Using the records that follow, copy every line containing the word "SENIOR".

Stored dataset items:
────
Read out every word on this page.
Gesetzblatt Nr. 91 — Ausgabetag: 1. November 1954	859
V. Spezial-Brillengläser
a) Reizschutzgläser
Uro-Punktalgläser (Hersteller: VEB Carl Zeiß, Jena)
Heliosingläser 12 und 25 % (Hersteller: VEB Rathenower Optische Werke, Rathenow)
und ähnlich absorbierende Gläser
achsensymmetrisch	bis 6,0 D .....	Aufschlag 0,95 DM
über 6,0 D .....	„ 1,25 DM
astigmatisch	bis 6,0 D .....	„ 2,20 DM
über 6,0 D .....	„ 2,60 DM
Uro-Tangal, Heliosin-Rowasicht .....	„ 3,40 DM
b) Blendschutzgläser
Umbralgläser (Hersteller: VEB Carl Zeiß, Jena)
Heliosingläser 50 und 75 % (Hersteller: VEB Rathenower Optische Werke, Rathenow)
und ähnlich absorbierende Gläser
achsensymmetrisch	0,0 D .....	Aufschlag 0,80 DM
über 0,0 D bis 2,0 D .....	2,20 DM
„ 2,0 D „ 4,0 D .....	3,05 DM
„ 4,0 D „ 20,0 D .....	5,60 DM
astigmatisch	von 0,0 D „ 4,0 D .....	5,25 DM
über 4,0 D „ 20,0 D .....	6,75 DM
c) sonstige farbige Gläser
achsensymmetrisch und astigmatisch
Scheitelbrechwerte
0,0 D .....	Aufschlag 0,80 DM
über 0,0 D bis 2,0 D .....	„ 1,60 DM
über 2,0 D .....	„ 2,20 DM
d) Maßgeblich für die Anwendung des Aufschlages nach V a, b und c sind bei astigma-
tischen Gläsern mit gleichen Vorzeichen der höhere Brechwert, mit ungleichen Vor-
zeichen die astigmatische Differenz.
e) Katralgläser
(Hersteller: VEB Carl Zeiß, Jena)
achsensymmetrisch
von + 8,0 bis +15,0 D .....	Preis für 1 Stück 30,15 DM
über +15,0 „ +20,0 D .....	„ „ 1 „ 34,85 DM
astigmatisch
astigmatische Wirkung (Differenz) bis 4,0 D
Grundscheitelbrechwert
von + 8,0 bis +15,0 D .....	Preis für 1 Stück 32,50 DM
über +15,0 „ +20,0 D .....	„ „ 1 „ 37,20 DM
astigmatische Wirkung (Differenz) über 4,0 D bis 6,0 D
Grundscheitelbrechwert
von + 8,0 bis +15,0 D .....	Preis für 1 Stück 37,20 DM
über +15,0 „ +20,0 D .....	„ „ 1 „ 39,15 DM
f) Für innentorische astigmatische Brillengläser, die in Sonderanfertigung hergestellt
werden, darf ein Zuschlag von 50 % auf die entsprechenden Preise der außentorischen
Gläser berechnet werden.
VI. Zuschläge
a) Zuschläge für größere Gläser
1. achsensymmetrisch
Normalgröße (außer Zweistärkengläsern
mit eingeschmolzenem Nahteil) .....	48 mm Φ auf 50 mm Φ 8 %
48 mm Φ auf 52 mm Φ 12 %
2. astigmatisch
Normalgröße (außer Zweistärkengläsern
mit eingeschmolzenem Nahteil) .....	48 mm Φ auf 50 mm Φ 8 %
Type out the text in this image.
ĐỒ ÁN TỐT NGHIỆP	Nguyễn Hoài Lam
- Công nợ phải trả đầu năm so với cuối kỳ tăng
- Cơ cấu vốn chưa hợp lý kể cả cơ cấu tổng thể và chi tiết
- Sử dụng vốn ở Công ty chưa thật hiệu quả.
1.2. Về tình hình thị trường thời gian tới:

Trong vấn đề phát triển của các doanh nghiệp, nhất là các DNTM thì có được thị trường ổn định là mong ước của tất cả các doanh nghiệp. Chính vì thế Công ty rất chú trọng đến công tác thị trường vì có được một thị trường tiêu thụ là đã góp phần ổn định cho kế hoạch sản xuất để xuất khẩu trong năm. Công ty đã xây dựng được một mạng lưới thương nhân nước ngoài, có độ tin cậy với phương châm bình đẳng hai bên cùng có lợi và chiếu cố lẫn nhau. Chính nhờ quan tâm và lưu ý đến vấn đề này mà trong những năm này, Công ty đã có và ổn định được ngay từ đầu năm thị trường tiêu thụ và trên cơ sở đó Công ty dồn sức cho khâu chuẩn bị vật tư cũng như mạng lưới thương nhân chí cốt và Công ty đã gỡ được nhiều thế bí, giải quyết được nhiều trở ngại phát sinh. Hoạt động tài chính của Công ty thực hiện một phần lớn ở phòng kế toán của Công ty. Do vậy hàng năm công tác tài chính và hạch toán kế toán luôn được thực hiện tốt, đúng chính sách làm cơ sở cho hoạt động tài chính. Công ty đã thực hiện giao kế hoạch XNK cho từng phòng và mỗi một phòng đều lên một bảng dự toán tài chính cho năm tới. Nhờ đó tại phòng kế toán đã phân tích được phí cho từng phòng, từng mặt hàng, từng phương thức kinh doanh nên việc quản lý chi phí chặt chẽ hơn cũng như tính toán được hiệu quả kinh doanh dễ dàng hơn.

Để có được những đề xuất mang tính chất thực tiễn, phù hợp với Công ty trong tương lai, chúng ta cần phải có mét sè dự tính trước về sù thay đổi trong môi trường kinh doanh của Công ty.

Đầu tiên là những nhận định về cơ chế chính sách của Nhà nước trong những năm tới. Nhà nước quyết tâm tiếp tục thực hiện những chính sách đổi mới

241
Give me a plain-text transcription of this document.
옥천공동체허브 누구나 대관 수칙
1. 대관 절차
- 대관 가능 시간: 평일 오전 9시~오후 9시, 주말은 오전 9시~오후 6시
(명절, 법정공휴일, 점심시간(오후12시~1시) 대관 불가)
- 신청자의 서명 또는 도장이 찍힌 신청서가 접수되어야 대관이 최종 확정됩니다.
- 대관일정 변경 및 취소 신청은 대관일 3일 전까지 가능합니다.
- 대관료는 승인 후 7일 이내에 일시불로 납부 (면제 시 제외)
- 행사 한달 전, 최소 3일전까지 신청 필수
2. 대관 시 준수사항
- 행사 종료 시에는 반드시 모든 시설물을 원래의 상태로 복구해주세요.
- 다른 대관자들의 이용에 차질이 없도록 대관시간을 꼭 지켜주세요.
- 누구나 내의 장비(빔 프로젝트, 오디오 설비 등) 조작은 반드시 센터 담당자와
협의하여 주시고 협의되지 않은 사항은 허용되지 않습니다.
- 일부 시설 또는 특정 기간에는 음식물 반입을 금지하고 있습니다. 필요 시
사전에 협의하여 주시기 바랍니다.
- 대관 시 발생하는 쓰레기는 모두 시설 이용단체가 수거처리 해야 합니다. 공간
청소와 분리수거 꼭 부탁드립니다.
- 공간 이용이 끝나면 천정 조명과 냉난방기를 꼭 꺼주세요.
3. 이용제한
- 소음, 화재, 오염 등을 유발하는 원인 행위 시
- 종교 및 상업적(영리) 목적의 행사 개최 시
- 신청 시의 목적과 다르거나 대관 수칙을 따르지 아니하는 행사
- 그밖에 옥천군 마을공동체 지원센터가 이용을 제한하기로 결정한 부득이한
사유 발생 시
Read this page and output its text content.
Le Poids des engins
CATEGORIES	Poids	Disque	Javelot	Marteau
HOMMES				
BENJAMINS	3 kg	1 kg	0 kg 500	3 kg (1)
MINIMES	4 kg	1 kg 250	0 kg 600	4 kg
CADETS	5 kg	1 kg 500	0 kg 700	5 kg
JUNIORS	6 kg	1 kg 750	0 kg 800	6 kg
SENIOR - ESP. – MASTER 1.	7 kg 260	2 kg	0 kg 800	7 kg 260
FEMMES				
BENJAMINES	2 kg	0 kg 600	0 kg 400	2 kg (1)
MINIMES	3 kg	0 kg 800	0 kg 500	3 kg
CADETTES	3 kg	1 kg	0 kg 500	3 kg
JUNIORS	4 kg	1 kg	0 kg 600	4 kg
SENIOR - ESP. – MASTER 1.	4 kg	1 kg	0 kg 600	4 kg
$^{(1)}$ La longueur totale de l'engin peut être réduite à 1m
────
The solution:
SENIOR - ESP. – MASTER 1.	7 kg 260	2 kg	0 kg 800	7 kg 260
SENIOR - ESP. – MASTER 1.	4 kg	1 kg	0 kg 600	4 kg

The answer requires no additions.